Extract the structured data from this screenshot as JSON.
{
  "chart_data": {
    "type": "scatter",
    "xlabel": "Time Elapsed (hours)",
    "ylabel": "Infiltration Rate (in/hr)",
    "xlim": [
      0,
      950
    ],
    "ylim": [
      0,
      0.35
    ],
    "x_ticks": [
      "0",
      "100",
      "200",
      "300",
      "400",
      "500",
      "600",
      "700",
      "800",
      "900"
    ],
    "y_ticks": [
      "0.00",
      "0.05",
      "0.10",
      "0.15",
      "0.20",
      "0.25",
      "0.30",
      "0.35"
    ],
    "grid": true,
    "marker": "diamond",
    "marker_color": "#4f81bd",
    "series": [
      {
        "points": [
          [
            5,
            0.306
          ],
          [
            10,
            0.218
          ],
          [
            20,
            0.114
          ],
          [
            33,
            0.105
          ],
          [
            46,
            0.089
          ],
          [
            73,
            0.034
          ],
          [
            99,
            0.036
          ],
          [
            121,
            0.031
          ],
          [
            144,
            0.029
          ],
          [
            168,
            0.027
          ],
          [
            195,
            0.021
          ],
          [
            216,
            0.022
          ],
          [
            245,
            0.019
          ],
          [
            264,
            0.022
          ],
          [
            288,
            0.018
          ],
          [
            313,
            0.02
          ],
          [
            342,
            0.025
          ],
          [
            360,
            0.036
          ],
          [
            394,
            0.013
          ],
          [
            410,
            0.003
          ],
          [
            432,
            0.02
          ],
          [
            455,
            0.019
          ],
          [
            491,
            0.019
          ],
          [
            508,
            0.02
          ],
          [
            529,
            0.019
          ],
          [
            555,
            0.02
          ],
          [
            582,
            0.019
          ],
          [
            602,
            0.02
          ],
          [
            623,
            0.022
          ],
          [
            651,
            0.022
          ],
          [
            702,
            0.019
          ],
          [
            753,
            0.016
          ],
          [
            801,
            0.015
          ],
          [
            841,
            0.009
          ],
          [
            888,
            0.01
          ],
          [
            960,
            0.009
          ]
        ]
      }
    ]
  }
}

-=-=-=-=-

• [Written instruction] Using the data above, repeat every line exactly.

• [Task output]
Extract the structured data from this screenshot as JSON.
{
  "chart_data": {
    "type": "scatter",
    "xlabel": "Time Elapsed (hours)",
    "ylabel": "Infiltration Rate (in/hr)",
    "xlim": [
      0,
      950
    ],
    "ylim": [
      0,
      0.35
    ],
    "x_ticks": [
      "0",
      "100",
      "200",
      "300",
      "400",
      "500",
      "600",
      "700",
      "800",
      "900"
    ],
    "y_ticks": [
      "0.00",
      "0.05",
      "0.10",
      "0.15",
      "0.20",
      "0.25",
      "0.30",
      "0.35"
    ],
    "grid": true,
    "marker": "diamond",
    "marker_color": "#4f81bd",
    "series": [
      {
        "points": [
          [
            5,
            0.306
          ],
          [
            10,
            0.218
          ],
          [
            20,
            0.114
          ],
          [
            33,
            0.105
          ],
          [
            46,
            0.089
          ],
          [
            73,
            0.034
          ],
          [
            99,
            0.036
          ],
          [
            121,
            0.031
          ],
          [
            144,
            0.029
          ],
          [
            168,
            0.027
          ],
          [
            195,
            0.021
          ],
          [
            216,
            0.022
          ],
          [
            245,
            0.019
          ],
          [
            264,
            0.022
          ],
          [
            288,
            0.018
          ],
          [
            313,
            0.02
          ],
          [
            342,
            0.025
          ],
          [
            360,
            0.036
          ],
          [
            394,
            0.013
          ],
          [
            410,
            0.003
          ],
          [
            432,
            0.02
          ],
          [
            455,
            0.019
          ],
          [
            491,
            0.019
          ],
          [
            508,
            0.02
          ],
          [
            529,
            0.019
          ],
          [
            555,
            0.02
          ],
          [
            582,
            0.019
          ],
          [
            602,
            0.02
          ],
          [
            623,
            0.022
          ],
          [
            651,
            0.022
          ],
          [
            702,
            0.019
          ],
          [
            753,
            0.016
          ],
          [
            801,
            0.015
          ],
          [
            841,
            0.009
          ],
          [
            888,
            0.01
          ],
          [
            960,
            0.009
          ]
        ]
      }
    ]
  }
}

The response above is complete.